## BEGIN

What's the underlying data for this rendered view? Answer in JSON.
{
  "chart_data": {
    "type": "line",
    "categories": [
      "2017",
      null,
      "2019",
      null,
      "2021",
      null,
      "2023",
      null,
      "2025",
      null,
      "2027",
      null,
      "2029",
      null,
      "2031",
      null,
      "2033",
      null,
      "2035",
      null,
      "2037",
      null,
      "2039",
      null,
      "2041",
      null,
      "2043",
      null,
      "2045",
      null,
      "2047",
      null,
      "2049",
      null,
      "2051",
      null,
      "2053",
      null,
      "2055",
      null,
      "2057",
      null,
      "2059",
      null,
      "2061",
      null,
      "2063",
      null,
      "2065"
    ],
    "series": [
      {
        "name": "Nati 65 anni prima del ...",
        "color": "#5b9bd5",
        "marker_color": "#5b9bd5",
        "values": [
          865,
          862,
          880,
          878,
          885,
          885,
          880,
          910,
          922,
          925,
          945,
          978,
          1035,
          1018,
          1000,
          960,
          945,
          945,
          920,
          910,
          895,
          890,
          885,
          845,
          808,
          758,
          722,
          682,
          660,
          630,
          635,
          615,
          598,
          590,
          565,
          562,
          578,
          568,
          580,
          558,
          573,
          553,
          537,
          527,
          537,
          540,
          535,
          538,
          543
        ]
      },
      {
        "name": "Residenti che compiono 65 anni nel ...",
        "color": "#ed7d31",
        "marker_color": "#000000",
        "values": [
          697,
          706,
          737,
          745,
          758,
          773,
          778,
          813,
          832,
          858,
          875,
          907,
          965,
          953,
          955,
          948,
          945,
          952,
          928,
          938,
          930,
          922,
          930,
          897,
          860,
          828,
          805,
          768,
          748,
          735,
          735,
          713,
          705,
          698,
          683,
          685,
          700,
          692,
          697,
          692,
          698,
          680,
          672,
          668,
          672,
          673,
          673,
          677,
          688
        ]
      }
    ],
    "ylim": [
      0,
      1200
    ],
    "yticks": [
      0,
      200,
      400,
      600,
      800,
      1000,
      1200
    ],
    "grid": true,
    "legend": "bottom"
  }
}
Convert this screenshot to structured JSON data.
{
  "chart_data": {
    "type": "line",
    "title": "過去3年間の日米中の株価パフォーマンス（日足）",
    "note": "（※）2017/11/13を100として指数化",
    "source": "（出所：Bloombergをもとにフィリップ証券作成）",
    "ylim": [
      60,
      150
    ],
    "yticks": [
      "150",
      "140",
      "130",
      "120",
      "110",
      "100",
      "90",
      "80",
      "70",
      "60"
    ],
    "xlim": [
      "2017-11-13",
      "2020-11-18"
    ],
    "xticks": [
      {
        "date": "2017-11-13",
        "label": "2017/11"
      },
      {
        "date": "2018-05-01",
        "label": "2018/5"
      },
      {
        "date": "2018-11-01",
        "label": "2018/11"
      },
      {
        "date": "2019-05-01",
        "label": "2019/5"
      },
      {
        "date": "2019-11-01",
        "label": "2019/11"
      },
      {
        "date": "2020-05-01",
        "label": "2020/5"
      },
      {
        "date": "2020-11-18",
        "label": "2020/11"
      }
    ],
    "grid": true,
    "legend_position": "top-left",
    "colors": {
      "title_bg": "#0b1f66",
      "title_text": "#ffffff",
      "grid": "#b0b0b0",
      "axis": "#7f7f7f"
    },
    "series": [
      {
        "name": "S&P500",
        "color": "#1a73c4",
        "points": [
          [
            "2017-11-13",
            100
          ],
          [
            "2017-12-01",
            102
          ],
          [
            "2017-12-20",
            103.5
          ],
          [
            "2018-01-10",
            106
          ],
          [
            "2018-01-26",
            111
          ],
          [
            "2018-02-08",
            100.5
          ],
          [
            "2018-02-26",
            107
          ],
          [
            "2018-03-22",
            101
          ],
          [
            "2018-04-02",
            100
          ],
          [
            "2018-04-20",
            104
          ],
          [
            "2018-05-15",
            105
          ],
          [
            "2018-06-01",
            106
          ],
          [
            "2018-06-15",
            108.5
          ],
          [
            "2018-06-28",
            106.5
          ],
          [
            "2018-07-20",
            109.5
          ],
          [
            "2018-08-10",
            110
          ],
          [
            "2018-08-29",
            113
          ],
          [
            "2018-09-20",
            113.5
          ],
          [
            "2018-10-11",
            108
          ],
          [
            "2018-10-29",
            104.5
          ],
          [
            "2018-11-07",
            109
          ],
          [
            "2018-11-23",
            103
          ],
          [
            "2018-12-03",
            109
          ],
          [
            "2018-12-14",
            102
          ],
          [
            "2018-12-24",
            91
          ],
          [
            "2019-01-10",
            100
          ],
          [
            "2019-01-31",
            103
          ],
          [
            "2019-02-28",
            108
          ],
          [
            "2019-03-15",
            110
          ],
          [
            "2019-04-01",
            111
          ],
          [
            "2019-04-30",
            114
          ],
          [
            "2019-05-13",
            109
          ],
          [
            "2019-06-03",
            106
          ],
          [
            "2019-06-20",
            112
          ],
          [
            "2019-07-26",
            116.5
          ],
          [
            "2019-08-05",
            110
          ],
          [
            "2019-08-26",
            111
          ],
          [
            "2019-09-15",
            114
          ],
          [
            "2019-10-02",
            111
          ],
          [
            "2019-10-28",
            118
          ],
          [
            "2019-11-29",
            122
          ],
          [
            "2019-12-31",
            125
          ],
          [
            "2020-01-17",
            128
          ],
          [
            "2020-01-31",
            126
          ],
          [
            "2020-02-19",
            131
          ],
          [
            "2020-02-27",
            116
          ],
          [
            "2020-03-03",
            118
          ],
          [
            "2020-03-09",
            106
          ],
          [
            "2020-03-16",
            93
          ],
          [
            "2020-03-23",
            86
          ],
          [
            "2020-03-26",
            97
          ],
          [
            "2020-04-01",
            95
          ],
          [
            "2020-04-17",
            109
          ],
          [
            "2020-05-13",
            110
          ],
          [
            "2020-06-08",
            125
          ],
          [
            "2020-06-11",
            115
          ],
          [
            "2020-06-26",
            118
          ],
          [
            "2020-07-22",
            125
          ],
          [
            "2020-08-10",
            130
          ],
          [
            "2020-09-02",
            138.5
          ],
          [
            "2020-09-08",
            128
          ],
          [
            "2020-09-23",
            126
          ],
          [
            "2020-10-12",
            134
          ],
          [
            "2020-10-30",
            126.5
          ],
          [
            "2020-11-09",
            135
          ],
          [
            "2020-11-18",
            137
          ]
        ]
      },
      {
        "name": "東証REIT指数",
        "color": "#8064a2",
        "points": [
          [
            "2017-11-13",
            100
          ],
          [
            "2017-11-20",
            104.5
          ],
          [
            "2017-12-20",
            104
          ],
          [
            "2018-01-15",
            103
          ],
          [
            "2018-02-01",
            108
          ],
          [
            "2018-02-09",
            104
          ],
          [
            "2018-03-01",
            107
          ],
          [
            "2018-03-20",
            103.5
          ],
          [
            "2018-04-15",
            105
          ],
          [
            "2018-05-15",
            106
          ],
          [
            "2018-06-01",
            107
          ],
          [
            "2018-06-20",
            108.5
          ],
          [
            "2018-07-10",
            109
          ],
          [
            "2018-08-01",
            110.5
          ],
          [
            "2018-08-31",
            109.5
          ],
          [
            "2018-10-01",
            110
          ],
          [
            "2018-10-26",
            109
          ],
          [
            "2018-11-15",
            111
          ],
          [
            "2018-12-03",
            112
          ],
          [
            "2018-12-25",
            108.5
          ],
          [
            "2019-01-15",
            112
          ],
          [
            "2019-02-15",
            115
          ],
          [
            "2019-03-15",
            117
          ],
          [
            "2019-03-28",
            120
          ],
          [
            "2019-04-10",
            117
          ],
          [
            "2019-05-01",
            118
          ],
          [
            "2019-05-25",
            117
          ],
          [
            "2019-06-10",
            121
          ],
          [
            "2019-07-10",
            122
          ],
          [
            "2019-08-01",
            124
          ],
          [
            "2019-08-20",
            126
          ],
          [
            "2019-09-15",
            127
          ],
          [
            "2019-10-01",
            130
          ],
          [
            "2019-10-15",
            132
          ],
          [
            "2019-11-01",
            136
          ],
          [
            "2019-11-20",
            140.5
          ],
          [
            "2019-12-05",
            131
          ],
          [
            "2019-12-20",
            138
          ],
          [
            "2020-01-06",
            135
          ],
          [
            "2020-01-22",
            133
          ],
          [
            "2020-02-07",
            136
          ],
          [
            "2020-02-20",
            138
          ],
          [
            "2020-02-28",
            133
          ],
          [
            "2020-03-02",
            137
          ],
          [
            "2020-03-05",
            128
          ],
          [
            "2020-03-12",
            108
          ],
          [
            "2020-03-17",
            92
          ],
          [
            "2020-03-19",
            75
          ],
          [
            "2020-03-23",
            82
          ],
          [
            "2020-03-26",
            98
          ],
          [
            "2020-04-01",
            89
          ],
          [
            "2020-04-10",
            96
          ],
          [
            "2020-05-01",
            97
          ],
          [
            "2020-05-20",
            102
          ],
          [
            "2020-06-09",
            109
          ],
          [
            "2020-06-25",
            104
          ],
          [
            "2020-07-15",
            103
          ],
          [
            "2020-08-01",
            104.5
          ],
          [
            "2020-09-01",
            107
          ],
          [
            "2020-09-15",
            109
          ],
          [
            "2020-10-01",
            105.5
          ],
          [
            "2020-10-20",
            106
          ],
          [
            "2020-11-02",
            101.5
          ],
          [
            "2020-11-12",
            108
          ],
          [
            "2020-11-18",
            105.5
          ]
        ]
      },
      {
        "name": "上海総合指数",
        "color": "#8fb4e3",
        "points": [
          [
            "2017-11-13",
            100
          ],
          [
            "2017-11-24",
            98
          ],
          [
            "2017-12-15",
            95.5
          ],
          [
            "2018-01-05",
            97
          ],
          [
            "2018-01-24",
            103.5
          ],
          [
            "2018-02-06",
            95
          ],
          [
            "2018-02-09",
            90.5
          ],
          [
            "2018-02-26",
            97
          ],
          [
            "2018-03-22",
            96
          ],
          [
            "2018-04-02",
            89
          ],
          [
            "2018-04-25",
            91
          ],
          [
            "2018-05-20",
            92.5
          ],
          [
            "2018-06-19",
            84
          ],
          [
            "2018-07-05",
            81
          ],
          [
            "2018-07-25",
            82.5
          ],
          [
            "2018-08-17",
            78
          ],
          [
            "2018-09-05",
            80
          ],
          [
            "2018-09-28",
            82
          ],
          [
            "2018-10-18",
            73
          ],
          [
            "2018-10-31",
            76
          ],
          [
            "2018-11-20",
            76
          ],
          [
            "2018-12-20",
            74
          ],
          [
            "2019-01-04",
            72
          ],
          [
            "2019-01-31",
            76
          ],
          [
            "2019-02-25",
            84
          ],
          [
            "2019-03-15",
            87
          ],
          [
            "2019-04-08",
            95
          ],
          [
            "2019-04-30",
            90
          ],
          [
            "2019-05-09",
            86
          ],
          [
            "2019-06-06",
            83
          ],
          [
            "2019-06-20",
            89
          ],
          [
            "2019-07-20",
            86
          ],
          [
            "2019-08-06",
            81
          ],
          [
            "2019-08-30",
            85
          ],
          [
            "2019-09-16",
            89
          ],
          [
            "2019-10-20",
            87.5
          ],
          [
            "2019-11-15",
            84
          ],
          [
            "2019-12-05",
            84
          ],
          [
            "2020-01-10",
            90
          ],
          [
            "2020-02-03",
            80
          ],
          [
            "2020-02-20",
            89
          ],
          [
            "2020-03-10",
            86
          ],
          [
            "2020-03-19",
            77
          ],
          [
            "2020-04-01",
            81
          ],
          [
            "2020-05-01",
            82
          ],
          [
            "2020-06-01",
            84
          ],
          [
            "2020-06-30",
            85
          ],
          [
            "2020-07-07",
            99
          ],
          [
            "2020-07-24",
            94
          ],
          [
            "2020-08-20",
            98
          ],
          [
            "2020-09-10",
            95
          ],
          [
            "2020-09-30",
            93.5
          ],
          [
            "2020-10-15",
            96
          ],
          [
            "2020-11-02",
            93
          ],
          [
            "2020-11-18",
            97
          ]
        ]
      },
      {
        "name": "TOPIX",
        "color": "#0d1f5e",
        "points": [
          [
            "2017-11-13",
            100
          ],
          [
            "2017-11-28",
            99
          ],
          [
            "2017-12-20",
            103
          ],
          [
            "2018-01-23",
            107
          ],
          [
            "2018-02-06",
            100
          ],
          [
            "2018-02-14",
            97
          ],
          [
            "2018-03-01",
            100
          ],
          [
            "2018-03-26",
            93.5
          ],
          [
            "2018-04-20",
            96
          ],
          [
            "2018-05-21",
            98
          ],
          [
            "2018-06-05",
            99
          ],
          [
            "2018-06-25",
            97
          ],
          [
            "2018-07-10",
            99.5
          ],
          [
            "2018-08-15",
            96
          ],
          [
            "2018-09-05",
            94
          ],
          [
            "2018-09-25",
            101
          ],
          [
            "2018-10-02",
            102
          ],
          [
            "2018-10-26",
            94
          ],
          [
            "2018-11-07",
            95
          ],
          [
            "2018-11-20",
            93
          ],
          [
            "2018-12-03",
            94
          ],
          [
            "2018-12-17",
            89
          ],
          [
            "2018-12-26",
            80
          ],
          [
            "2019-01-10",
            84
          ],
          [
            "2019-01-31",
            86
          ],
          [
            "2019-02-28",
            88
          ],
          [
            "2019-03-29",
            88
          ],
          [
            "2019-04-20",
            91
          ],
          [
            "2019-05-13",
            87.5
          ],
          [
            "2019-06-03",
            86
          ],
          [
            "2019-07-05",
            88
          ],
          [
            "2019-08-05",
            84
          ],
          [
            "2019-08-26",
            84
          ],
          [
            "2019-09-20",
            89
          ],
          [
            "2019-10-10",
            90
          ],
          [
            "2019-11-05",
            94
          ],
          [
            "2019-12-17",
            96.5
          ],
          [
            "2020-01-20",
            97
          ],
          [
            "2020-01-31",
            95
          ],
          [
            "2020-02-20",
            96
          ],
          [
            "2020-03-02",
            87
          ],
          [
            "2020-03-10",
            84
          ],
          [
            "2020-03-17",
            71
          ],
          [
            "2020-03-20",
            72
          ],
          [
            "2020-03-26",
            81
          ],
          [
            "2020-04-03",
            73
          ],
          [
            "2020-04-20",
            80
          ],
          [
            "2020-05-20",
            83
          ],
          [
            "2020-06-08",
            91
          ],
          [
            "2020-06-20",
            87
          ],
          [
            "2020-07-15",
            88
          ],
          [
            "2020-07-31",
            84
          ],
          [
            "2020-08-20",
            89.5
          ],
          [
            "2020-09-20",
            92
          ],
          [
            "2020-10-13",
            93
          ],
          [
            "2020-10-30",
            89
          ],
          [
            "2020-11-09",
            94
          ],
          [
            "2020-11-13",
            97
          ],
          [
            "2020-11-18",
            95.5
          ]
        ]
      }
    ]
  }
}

## END

Filter the records for lines holding the string "anni". Copy each one.

#### [Exercise solution]
        "name": "Nati 65 anni prima del ...",
        "name": "Residenti che compiono 65 anni nel ...",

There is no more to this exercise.